* Exercise directions
Tally how many lines of these entries hold the string "ROAD". Return the number alone.

* Provided records
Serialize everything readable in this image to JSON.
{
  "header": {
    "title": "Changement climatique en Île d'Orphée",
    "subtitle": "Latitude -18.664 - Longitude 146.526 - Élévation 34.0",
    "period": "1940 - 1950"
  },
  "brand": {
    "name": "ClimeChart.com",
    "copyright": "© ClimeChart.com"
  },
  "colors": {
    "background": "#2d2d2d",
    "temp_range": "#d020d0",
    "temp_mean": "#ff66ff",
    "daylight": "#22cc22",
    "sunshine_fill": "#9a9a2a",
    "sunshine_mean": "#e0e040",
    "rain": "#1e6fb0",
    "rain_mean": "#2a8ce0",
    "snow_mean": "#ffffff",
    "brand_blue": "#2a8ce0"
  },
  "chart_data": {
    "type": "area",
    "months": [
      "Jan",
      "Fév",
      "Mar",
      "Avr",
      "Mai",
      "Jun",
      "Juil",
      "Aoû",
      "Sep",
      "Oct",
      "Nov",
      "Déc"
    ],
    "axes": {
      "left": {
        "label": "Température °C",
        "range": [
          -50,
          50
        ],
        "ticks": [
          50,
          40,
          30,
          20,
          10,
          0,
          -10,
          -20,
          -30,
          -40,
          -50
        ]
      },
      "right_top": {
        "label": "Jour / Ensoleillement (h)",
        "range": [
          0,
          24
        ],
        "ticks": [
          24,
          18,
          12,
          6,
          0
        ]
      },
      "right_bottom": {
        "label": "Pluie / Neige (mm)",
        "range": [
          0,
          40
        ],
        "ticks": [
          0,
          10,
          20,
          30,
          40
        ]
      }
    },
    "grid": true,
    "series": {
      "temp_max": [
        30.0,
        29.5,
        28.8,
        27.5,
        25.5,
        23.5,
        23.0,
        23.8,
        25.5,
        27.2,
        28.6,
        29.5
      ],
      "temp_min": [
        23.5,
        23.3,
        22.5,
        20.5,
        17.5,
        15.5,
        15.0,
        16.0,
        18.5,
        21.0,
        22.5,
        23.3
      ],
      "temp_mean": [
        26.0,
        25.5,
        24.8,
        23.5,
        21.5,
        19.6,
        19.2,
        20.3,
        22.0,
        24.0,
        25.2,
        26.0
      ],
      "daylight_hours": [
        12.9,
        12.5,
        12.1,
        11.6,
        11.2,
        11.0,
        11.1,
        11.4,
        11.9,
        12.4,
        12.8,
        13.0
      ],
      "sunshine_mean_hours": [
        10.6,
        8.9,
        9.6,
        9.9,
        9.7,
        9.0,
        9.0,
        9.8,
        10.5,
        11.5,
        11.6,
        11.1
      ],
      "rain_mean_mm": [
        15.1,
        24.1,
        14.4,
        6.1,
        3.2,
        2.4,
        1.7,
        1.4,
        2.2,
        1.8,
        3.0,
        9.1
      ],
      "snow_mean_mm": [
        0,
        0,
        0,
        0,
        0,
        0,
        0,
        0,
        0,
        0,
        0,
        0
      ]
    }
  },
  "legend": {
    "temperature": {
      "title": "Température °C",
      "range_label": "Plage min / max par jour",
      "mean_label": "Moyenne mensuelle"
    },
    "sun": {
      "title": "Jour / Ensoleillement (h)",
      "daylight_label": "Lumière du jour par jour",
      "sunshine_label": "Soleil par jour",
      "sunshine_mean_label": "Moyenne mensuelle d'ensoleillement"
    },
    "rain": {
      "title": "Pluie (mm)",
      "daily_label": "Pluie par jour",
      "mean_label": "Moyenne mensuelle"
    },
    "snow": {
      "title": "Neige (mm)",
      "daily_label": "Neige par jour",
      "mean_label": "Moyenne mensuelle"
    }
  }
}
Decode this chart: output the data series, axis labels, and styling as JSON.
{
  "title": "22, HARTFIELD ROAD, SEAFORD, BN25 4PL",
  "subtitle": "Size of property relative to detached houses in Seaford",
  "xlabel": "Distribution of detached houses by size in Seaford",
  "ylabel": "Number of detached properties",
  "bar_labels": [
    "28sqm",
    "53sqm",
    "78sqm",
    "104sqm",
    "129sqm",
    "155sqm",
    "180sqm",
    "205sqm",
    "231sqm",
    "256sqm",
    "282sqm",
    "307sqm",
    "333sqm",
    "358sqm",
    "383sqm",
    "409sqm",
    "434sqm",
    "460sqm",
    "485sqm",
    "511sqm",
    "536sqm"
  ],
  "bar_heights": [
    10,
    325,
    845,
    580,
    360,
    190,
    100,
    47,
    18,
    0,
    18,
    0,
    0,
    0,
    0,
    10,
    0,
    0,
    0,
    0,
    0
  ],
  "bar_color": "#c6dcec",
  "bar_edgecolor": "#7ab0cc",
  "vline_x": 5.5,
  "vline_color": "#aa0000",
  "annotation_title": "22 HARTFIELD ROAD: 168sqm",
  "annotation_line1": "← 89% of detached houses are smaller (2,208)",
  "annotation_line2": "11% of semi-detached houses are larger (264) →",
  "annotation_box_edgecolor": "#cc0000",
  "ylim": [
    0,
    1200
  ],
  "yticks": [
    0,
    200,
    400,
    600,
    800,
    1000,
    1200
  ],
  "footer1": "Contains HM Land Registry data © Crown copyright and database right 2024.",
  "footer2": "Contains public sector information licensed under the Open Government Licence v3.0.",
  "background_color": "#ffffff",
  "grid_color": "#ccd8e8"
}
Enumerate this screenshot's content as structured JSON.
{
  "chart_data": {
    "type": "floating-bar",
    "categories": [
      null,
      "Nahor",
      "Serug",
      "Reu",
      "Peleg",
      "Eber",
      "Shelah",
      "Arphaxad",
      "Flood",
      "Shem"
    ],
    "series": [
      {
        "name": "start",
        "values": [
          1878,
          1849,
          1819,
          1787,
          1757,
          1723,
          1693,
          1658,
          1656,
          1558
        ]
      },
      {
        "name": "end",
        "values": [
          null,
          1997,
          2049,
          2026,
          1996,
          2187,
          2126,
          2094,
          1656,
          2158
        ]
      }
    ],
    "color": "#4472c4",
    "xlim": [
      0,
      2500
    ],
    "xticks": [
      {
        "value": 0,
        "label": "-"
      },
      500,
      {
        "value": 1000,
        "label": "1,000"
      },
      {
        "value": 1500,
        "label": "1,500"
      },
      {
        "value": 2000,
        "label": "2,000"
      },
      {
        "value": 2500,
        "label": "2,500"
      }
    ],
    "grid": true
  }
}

* Reply
2